## What is being asked
Your task is to repeat the listing exactly.

(A block of data)
....................
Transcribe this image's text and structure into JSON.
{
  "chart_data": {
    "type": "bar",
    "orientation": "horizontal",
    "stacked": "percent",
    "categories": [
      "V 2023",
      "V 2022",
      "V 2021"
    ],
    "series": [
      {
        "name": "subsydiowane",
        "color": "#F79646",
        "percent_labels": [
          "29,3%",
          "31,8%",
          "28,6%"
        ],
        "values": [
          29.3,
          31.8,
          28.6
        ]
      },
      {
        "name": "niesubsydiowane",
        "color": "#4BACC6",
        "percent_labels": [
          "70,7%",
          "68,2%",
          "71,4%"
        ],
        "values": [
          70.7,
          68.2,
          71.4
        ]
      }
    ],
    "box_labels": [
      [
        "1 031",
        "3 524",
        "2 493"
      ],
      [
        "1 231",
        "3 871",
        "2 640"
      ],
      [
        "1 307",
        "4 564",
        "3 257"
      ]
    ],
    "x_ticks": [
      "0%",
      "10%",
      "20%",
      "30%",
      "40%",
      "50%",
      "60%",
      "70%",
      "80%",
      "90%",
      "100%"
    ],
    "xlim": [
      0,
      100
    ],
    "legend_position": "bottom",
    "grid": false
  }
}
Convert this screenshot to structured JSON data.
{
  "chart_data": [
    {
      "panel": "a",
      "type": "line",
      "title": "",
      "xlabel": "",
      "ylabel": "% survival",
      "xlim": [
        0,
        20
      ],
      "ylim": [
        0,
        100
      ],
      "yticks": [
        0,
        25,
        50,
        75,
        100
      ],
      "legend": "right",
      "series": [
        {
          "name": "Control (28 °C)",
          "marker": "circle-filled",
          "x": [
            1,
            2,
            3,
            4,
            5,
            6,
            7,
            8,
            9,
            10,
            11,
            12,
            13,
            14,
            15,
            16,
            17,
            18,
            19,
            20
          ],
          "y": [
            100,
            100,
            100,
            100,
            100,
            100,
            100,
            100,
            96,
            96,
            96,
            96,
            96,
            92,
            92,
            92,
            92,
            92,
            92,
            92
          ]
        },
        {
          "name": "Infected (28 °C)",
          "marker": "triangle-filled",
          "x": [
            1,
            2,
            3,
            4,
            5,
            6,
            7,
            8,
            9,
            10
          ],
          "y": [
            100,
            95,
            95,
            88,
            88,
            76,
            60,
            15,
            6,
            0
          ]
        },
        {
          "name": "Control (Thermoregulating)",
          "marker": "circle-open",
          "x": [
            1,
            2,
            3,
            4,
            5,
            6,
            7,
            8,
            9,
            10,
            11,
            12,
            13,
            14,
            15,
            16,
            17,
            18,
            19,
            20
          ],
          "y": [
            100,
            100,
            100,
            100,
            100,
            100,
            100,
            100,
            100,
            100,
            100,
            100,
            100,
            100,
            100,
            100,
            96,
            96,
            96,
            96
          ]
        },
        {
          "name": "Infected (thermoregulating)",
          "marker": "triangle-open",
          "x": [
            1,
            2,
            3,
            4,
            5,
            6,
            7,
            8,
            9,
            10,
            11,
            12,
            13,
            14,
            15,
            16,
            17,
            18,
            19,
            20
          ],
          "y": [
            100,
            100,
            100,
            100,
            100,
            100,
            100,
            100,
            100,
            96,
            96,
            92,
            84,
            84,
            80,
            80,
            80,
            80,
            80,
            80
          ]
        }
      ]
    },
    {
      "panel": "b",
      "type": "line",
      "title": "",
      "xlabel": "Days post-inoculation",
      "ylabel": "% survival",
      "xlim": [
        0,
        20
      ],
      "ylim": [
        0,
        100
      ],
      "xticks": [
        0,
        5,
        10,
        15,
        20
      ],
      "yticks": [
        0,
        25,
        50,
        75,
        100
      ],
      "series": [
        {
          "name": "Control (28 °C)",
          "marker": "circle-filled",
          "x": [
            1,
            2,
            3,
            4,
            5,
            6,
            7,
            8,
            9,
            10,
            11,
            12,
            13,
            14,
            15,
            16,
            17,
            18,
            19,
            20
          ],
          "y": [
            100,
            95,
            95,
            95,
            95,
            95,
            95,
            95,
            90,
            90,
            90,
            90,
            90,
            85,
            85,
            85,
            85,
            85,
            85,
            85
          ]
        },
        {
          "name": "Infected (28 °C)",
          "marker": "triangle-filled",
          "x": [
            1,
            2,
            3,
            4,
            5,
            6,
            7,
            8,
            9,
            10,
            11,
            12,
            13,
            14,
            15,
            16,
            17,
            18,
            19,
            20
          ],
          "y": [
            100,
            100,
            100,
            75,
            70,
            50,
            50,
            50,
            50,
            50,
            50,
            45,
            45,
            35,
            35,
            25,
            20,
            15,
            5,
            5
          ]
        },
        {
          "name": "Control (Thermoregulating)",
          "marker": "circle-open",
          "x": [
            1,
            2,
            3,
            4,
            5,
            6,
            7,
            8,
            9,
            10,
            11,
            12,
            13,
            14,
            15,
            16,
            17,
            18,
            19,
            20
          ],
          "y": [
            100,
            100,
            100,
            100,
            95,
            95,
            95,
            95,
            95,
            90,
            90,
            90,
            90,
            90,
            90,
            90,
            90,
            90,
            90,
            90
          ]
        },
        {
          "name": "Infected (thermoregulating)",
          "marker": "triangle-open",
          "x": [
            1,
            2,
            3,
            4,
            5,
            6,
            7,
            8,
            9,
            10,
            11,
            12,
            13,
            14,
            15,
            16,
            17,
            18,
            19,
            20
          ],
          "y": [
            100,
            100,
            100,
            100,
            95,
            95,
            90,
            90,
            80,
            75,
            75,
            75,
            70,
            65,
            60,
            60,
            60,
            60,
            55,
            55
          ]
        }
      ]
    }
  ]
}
....................
## Exercise result
Transcribe this image's text and structure into JSON.
{
  "chart_data": {
    "type": "bar",
    "orientation": "horizontal",
    "stacked": "percent",
    "categories": [
      "V 2023",
      "V 2022",
      "V 2021"
    ],
    "series": [
      {
        "name": "subsydiowane",
        "color": "#F79646",
        "percent_labels": [
          "29,3%",
          "31,8%",
          "28,6%"
        ],
        "values": [
          29.3,
          31.8,
          28.6
        ]
      },
      {
        "name": "niesubsydiowane",
        "color": "#4BACC6",
        "percent_labels": [
          "70,7%",
          "68,2%",
          "71,4%"
        ],
        "values": [
          70.7,
          68.2,
          71.4
        ]
      }
    ],
    "box_labels": [
      [
        "1 031",
        "3 524",
        "2 493"
      ],
      [
        "1 231",
        "3 871",
        "2 640"
      ],
      [
        "1 307",
        "4 564",
        "3 257"
      ]
    ],
    "x_ticks": [
      "0%",
      "10%",
      "20%",
      "30%",
      "40%",
      "50%",
      "60%",
      "70%",
      "80%",
      "90%",
      "100%"
    ],
    "xlim": [
      0,
      100
    ],
    "legend_position": "bottom",
    "grid": false
  }
}
Convert this screenshot to structured JSON data.
{
  "chart_data": [
    {
      "panel": "a",
      "type": "line",
      "title": "",
      "xlabel": "",
      "ylabel": "% survival",
      "xlim": [
        0,
        20
      ],
      "ylim": [
        0,
        100
      ],
      "yticks": [
        0,
        25,
        50,
        75,
        100
      ],
      "legend": "right",
      "series": [
        {
          "name": "Control (28 °C)",
          "marker": "circle-filled",
          "x": [
            1,
            2,
            3,
            4,
            5,
            6,
            7,
            8,
            9,
            10,
            11,
            12,
            13,
            14,
            15,
            16,
            17,
            18,
            19,
            20
          ],
          "y": [
            100,
            100,
            100,
            100,
            100,
            100,
            100,
            100,
            96,
            96,
            96,
            96,
            96,
            92,
            92,
            92,
            92,
            92,
            92,
            92
          ]
        },
        {
          "name": "Infected (28 °C)",
          "marker": "triangle-filled",
          "x": [
            1,
            2,
            3,
            4,
            5,
            6,
            7,
            8,
            9,
            10
          ],
          "y": [
            100,
            95,
            95,
            88,
            88,
            76,
            60,
            15,
            6,
            0
          ]
        },
        {
          "name": "Control (Thermoregulating)",
          "marker": "circle-open",
          "x": [
            1,
            2,
            3,
            4,
            5,
            6,
            7,
            8,
            9,
            10,
            11,
            12,
            13,
            14,
            15,
            16,
            17,
            18,
            19,
            20
          ],
          "y": [
            100,
            100,
            100,
            100,
            100,
            100,
            100,
            100,
            100,
            100,
            100,
            100,
            100,
            100,
            100,
            100,
            96,
            96,
            96,
            96
          ]
        },
        {
          "name": "Infected (thermoregulating)",
          "marker": "triangle-open",
          "x": [
            1,
            2,
            3,
            4,
            5,
            6,
            7,
            8,
            9,
            10,
            11,
            12,
            13,
            14,
            15,
            16,
            17,
            18,
            19,
            20
          ],
          "y": [
            100,
            100,
            100,
            100,
            100,
            100,
            100,
            100,
            100,
            96,
            96,
            92,
            84,
            84,
            80,
            80,
            80,
            80,
            80,
            80
          ]
        }
      ]
    },
    {
      "panel": "b",
      "type": "line",
      "title": "",
      "xlabel": "Days post-inoculation",
      "ylabel": "% survival",
      "xlim": [
        0,
        20
      ],
      "ylim": [
        0,
        100
      ],
      "xticks": [
        0,
        5,
        10,
        15,
        20
      ],
      "yticks": [
        0,
        25,
        50,
        75,
        100
      ],
      "series": [
        {
          "name": "Control (28 °C)",
          "marker": "circle-filled",
          "x": [
            1,
            2,
            3,
            4,
            5,
            6,
            7,
            8,
            9,
            10,
            11,
            12,
            13,
            14,
            15,
            16,
            17,
            18,
            19,
            20
          ],
          "y": [
            100,
            95,
            95,
            95,
            95,
            95,
            95,
            95,
            90,
            90,
            90,
            90,
            90,
            85,
            85,
            85,
            85,
            85,
            85,
            85
          ]
        },
        {
          "name": "Infected (28 °C)",
          "marker": "triangle-filled",
          "x": [
            1,
            2,
            3,
            4,
            5,
            6,
            7,
            8,
            9,
            10,
            11,
            12,
            13,
            14,
            15,
            16,
            17,
            18,
            19,
            20
          ],
          "y": [
            100,
            100,
            100,
            75,
            70,
            50,
            50,
            50,
            50,
            50,
            50,
            45,
            45,
            35,
            35,
            25,
            20,
            15,
            5,
            5
          ]
        },
        {
          "name": "Control (Thermoregulating)",
          "marker": "circle-open",
          "x": [
            1,
            2,
            3,
            4,
            5,
            6,
            7,
            8,
            9,
            10,
            11,
            12,
            13,
            14,
            15,
            16,
            17,
            18,
            19,
            20
          ],
          "y": [
            100,
            100,
            100,
            100,
            95,
            95,
            95,
            95,
            95,
            90,
            90,
            90,
            90,
            90,
            90,
            90,
            90,
            90,
            90,
            90
          ]
        },
        {
          "name": "Infected (thermoregulating)",
          "marker": "triangle-open",
          "x": [
            1,
            2,
            3,
            4,
            5,
            6,
            7,
            8,
            9,
            10,
            11,
            12,
            13,
            14,
            15,
            16,
            17,
            18,
            19,
            20
          ],
          "y": [
            100,
            100,
            100,
            100,
            95,
            95,
            90,
            90,
            80,
            75,
            75,
            75,
            70,
            65,
            60,
            60,
            60,
            60,
            55,
            55
          ]
        }
      ]
    }
  ]
}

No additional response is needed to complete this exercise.